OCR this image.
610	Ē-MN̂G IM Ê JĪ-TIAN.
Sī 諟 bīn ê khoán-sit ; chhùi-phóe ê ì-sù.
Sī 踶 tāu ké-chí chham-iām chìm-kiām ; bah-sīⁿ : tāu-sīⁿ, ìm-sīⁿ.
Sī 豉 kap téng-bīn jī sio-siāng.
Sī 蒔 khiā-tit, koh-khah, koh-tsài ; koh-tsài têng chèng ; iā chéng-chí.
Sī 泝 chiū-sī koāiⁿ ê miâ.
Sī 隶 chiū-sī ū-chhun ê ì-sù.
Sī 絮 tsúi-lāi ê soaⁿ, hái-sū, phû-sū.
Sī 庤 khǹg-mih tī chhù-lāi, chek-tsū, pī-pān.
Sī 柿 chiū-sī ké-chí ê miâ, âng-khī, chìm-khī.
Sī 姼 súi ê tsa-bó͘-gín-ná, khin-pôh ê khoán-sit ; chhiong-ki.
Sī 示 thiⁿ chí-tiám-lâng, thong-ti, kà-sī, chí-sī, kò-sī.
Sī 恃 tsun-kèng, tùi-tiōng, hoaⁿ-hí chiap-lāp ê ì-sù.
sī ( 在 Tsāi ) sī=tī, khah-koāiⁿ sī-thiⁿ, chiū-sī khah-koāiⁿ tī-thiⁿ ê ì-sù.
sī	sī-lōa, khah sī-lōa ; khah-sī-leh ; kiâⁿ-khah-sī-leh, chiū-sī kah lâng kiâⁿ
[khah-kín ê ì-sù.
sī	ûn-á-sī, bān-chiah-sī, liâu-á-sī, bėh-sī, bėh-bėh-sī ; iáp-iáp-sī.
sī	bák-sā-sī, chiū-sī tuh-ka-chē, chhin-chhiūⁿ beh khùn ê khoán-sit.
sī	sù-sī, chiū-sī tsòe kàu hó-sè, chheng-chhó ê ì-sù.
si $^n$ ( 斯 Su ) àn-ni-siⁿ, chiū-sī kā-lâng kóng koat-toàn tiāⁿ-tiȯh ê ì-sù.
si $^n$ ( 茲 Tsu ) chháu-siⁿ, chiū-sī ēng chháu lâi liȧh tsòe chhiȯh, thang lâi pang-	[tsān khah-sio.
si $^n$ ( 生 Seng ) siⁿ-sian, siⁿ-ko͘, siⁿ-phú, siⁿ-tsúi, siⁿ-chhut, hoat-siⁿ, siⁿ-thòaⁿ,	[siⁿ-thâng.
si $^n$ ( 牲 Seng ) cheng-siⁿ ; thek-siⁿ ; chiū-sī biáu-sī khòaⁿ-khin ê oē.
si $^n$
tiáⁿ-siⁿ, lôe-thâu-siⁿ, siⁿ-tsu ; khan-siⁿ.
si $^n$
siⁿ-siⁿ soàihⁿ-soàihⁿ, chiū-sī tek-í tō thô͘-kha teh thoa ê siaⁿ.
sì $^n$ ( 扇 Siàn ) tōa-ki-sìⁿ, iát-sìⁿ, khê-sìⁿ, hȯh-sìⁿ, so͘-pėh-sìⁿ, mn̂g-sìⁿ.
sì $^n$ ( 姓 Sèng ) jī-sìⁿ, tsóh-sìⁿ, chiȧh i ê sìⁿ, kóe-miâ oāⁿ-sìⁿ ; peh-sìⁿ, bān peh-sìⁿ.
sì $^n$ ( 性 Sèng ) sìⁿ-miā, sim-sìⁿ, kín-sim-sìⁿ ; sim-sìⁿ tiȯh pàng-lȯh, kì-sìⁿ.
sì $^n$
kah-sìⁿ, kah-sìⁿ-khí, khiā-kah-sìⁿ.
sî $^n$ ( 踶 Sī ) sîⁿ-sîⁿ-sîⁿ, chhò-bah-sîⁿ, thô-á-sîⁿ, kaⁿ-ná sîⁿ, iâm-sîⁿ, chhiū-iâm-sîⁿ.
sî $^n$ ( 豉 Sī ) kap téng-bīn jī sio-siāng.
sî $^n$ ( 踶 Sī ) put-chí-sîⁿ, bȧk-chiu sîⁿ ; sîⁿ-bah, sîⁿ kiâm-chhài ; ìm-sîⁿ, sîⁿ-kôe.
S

————

Stated goal: Print every entry exactly as written.

Worked solution:
OCR this image.
610	Ē-MN̂G IM Ê JĪ-TIAN.
Sī 諟 bīn ê khoán-sit ; chhùi-phóe ê ì-sù.
Sī 踶 tāu ké-chí chham-iām chìm-kiām ; bah-sīⁿ : tāu-sīⁿ, ìm-sīⁿ.
Sī 豉 kap téng-bīn jī sio-siāng.
Sī 蒔 khiā-tit, koh-khah, koh-tsài ; koh-tsài têng chèng ; iā chéng-chí.
Sī 泝 chiū-sī koāiⁿ ê miâ.
Sī 隶 chiū-sī ū-chhun ê ì-sù.
Sī 絮 tsúi-lāi ê soaⁿ, hái-sū, phû-sū.
Sī 庤 khǹg-mih tī chhù-lāi, chek-tsū, pī-pān.
Sī 柿 chiū-sī ké-chí ê miâ, âng-khī, chìm-khī.
Sī 姼 súi ê tsa-bó͘-gín-ná, khin-pôh ê khoán-sit ; chhiong-ki.
Sī 示 thiⁿ chí-tiám-lâng, thong-ti, kà-sī, chí-sī, kò-sī.
Sī 恃 tsun-kèng, tùi-tiōng, hoaⁿ-hí chiap-lāp ê ì-sù.
sī ( 在 Tsāi ) sī=tī, khah-koāiⁿ sī-thiⁿ, chiū-sī khah-koāiⁿ tī-thiⁿ ê ì-sù.
sī	sī-lōa, khah sī-lōa ; khah-sī-leh ; kiâⁿ-khah-sī-leh, chiū-sī kah lâng kiâⁿ
[khah-kín ê ì-sù.
sī	ûn-á-sī, bān-chiah-sī, liâu-á-sī, bėh-sī, bėh-bėh-sī ; iáp-iáp-sī.
sī	bák-sā-sī, chiū-sī tuh-ka-chē, chhin-chhiūⁿ beh khùn ê khoán-sit.
sī	sù-sī, chiū-sī tsòe kàu hó-sè, chheng-chhó ê ì-sù.
si $^n$ ( 斯 Su ) àn-ni-siⁿ, chiū-sī kā-lâng kóng koat-toàn tiāⁿ-tiȯh ê ì-sù.
si $^n$ ( 茲 Tsu ) chháu-siⁿ, chiū-sī ēng chháu lâi liȧh tsòe chhiȯh, thang lâi pang-	[tsān khah-sio.
si $^n$ ( 生 Seng ) siⁿ-sian, siⁿ-ko͘, siⁿ-phú, siⁿ-tsúi, siⁿ-chhut, hoat-siⁿ, siⁿ-thòaⁿ,	[siⁿ-thâng.
si $^n$ ( 牲 Seng ) cheng-siⁿ ; thek-siⁿ ; chiū-sī biáu-sī khòaⁿ-khin ê oē.
si $^n$
tiáⁿ-siⁿ, lôe-thâu-siⁿ, siⁿ-tsu ; khan-siⁿ.
si $^n$
siⁿ-siⁿ soàihⁿ-soàihⁿ, chiū-sī tek-í tō thô͘-kha teh thoa ê siaⁿ.
sì $^n$ ( 扇 Siàn ) tōa-ki-sìⁿ, iát-sìⁿ, khê-sìⁿ, hȯh-sìⁿ, so͘-pėh-sìⁿ, mn̂g-sìⁿ.
sì $^n$ ( 姓 Sèng ) jī-sìⁿ, tsóh-sìⁿ, chiȧh i ê sìⁿ, kóe-miâ oāⁿ-sìⁿ ; peh-sìⁿ, bān peh-sìⁿ.
sì $^n$ ( 性 Sèng ) sìⁿ-miā, sim-sìⁿ, kín-sim-sìⁿ ; sim-sìⁿ tiȯh pàng-lȯh, kì-sìⁿ.
sì $^n$
kah-sìⁿ, kah-sìⁿ-khí, khiā-kah-sìⁿ.
sî $^n$ ( 踶 Sī ) sîⁿ-sîⁿ-sîⁿ, chhò-bah-sîⁿ, thô-á-sîⁿ, kaⁿ-ná sîⁿ, iâm-sîⁿ, chhiū-iâm-sîⁿ.
sî $^n$ ( 豉 Sī ) kap téng-bīn jī sio-siāng.
sî $^n$ ( 踶 Sī ) put-chí-sîⁿ, bȧk-chiu sîⁿ ; sîⁿ-bah, sîⁿ kiâm-chhài ; ìm-sîⁿ, sîⁿ-kôe.
S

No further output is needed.